--- Start DATA SECTION ---

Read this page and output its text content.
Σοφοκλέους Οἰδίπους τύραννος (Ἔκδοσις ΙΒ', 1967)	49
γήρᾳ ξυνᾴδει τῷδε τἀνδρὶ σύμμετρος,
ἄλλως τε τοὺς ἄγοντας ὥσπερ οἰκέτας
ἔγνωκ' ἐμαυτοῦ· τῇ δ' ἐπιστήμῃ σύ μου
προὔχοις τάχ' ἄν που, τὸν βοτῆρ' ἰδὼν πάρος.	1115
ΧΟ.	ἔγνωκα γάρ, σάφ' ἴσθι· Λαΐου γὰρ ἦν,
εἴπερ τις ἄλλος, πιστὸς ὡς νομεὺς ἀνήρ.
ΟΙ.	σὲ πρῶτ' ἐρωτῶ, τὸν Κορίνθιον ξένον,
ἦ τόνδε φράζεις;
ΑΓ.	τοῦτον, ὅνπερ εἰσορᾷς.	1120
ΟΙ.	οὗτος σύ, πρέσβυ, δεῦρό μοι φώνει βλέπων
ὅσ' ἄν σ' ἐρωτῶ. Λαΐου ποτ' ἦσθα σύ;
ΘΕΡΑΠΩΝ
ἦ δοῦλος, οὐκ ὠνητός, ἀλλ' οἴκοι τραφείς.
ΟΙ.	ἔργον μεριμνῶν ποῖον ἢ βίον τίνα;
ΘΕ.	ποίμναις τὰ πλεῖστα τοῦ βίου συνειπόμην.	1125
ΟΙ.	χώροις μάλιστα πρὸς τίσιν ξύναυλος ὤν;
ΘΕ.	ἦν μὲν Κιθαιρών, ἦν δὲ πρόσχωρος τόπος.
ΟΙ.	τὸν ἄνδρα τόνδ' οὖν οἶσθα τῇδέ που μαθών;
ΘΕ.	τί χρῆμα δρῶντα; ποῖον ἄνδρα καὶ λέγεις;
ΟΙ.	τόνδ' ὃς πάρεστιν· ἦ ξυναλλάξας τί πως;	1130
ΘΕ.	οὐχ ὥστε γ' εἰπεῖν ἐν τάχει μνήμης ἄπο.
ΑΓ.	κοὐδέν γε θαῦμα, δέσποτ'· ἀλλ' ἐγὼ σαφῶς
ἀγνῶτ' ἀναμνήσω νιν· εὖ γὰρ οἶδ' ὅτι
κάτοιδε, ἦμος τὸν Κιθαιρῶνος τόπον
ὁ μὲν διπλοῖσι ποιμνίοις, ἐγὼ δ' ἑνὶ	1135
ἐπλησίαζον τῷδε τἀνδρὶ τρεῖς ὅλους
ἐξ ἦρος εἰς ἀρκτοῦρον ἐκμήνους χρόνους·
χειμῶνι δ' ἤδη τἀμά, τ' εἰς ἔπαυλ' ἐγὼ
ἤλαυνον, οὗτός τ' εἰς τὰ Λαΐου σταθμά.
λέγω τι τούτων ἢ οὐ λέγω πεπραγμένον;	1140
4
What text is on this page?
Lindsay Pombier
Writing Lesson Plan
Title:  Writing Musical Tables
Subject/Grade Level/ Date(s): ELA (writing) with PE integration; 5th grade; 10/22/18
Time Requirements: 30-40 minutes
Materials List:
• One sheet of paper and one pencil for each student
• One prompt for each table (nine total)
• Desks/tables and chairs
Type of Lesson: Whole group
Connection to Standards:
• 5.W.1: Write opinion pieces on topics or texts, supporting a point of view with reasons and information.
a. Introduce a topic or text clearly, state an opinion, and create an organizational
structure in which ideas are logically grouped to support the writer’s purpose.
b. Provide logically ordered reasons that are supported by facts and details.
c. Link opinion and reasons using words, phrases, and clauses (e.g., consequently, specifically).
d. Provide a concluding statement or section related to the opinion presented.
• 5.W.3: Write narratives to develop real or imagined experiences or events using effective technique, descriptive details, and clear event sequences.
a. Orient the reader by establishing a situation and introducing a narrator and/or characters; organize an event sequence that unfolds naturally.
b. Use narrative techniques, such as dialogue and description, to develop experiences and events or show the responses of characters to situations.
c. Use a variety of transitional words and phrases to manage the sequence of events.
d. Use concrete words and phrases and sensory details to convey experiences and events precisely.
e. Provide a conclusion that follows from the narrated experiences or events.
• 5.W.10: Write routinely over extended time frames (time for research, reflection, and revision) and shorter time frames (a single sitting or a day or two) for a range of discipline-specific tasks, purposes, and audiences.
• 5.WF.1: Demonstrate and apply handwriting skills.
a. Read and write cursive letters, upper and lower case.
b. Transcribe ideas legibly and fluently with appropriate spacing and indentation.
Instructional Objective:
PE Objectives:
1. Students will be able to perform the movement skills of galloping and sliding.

--- End DATA SECTION ---

## TASK PROMPT
In the entries above, identify every line with the word "that". Copy those lines.

## ANSWER FOR THIS EXERCISE
b. Provide logically ordered reasons that are supported by facts and details.
a. Orient the reader by establishing a situation and introducing a narrator and/or characters; organize an event sequence that unfolds naturally.
e. Provide a conclusion that follows from the narrated experiences or events.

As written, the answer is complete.